WHAT YOU ARE ASKED TO DO: Filter this material down to the lines that hold "nScreenings", copying each one.

DATA TO USE:

(begin)

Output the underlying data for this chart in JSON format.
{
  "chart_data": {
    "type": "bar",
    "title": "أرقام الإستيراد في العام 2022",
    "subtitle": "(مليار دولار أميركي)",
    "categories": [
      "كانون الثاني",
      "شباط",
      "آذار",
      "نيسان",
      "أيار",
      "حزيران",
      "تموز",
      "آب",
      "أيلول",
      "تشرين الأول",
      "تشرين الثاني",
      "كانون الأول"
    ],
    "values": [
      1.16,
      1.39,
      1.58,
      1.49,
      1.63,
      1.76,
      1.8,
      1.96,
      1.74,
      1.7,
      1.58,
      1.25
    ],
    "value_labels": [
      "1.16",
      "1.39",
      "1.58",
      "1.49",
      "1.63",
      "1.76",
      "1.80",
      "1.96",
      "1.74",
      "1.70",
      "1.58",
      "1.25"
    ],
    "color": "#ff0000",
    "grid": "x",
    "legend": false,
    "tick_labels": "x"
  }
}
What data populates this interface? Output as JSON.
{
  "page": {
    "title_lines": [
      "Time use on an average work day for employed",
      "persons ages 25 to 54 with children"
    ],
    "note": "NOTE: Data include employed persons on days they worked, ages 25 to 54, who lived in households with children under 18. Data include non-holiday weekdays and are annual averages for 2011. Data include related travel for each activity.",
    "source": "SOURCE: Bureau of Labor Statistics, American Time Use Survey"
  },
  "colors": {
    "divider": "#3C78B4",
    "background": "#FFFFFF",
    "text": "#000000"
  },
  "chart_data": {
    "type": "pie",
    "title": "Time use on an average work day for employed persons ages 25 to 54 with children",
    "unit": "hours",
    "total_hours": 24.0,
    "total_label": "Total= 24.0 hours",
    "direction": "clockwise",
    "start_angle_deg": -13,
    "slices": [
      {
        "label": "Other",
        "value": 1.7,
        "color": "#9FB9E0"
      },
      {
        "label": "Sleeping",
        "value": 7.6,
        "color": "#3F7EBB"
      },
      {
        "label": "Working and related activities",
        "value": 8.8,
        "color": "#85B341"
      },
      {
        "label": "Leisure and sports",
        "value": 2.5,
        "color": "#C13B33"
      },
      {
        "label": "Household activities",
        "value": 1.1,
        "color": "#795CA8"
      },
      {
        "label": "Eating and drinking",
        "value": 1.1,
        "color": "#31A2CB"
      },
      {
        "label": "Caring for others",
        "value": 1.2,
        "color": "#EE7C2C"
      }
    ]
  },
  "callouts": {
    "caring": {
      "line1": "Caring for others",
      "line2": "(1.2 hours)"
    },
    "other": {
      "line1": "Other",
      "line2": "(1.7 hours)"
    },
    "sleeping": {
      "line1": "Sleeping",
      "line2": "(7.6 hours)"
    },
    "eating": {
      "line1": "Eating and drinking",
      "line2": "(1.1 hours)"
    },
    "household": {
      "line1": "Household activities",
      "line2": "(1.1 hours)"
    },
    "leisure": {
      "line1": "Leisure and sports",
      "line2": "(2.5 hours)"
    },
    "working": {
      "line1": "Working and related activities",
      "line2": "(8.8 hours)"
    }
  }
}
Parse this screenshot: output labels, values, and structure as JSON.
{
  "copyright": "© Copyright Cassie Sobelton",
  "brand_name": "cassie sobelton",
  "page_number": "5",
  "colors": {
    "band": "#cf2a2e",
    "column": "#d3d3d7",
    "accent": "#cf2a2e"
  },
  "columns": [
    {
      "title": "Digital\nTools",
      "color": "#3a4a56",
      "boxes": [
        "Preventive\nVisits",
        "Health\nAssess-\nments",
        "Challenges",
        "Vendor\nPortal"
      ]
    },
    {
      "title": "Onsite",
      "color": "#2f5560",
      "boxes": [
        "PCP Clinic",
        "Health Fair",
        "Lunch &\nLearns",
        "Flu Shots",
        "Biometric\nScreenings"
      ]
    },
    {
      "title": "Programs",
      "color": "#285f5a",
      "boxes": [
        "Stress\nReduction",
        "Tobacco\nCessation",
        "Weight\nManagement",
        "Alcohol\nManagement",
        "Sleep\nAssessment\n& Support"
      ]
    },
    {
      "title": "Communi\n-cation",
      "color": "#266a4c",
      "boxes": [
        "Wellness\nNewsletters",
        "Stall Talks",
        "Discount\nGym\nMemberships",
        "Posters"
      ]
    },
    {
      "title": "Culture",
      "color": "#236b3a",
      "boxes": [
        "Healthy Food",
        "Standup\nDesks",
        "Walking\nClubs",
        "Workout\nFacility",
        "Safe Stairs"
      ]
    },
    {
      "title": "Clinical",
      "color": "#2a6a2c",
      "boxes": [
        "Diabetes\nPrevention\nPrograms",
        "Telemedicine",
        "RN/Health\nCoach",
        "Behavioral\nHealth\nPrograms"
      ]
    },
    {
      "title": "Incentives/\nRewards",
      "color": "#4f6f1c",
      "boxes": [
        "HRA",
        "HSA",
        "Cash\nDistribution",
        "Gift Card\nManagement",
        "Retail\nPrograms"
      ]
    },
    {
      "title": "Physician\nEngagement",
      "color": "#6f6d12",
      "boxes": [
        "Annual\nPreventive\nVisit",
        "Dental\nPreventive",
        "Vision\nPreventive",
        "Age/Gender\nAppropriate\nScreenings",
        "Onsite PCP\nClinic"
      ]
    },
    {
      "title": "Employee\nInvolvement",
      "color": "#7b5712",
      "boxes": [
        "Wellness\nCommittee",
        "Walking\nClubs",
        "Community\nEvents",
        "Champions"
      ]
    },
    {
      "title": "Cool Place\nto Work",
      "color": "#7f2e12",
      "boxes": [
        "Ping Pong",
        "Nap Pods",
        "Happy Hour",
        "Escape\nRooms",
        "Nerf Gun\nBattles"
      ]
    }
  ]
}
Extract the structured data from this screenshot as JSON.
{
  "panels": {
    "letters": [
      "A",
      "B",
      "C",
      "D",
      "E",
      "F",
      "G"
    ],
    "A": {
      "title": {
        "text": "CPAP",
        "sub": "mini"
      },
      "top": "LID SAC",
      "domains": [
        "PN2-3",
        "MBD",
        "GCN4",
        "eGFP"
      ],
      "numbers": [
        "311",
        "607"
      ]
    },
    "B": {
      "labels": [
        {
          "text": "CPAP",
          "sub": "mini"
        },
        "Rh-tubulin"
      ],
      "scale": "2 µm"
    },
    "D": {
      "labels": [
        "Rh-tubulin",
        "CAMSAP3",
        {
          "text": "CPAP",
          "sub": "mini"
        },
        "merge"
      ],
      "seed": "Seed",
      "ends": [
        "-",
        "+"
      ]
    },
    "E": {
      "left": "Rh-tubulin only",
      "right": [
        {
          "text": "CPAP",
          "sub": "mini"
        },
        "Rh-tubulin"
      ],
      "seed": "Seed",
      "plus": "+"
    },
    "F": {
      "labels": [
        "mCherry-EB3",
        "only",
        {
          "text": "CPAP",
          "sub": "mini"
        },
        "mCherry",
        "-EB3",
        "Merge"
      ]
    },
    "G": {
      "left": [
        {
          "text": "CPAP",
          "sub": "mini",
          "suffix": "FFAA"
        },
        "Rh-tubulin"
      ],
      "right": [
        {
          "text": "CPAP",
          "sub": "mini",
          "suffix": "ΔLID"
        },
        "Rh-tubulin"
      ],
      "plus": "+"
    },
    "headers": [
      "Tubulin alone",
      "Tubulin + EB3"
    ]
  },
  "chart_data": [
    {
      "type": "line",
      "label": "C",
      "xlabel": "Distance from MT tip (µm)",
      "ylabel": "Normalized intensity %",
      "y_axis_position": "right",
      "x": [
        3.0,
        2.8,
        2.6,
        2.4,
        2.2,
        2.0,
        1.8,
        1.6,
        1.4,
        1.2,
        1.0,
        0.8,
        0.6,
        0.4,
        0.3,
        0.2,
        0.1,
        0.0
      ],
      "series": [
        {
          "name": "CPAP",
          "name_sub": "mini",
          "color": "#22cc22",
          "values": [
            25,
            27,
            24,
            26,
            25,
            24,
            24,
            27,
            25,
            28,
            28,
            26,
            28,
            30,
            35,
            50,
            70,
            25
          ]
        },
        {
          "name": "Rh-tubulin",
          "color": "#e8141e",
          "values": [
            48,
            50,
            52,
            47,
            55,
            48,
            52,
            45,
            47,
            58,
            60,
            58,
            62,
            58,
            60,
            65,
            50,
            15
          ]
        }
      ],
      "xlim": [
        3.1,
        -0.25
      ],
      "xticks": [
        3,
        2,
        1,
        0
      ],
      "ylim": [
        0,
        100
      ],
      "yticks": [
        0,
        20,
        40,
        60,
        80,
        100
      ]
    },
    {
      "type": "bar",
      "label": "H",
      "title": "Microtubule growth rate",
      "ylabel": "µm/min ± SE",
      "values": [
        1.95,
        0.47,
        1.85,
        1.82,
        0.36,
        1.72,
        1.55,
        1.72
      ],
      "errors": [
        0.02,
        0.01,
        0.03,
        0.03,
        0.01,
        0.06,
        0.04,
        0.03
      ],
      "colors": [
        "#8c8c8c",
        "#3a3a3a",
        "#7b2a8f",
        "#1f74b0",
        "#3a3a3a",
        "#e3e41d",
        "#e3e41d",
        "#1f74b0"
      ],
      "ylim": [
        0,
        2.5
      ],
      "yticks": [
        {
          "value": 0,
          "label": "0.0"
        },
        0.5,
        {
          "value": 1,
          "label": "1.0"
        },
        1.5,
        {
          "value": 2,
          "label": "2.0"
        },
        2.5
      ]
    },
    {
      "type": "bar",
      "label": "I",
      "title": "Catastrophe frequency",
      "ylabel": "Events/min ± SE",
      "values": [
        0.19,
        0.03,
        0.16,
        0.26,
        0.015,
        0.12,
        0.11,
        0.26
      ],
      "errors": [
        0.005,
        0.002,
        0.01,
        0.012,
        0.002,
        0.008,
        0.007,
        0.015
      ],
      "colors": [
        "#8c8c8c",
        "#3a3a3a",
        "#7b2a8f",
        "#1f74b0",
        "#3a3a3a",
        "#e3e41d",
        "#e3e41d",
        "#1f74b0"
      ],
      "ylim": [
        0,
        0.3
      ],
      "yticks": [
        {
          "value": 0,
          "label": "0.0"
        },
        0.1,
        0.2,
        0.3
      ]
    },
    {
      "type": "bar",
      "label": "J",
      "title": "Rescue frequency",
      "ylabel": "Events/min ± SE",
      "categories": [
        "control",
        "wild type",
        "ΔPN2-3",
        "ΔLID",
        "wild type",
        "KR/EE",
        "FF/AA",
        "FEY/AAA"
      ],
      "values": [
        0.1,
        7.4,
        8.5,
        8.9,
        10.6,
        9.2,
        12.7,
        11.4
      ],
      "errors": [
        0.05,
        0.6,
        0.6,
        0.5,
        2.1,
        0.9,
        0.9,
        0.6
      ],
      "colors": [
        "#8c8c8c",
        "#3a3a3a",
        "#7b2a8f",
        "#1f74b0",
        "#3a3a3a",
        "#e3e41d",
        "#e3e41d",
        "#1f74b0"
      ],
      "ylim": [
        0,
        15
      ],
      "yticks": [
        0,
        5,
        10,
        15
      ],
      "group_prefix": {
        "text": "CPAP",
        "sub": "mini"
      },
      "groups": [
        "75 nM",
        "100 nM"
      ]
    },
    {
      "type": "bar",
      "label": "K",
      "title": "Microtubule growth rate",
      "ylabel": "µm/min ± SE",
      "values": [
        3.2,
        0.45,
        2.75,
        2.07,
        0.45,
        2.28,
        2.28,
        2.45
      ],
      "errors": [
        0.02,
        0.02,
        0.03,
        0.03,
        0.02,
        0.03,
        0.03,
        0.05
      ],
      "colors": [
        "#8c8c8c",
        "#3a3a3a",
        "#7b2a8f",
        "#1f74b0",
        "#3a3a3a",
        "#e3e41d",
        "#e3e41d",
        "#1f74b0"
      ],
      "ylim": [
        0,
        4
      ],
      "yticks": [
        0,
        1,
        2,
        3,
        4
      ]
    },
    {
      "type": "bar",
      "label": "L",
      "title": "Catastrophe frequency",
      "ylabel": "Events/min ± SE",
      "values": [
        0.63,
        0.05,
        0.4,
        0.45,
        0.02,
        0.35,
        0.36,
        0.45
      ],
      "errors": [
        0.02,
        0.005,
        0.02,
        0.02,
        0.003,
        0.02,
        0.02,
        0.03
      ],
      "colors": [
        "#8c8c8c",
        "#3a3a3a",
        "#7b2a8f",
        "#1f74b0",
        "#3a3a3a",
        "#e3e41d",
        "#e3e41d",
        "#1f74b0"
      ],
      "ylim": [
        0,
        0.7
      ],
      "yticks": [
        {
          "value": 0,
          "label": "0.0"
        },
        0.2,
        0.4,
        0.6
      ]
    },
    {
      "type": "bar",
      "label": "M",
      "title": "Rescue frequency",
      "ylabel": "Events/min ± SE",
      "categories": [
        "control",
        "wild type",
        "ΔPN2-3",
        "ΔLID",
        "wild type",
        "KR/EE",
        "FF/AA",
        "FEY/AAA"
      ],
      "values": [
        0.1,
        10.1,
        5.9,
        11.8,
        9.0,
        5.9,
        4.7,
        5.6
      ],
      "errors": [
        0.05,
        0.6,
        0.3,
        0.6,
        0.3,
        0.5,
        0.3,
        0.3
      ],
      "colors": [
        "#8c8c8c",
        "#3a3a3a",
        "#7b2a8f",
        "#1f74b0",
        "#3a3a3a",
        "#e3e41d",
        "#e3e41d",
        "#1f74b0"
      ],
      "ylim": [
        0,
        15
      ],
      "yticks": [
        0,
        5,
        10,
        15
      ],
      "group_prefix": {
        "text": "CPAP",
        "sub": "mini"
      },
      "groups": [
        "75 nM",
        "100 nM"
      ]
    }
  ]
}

(end)

SOLUTION FOR THIS PROBLEM:
        "Biometric\nScreenings"
        "Age/Gender\nAppropriate\nScreenings",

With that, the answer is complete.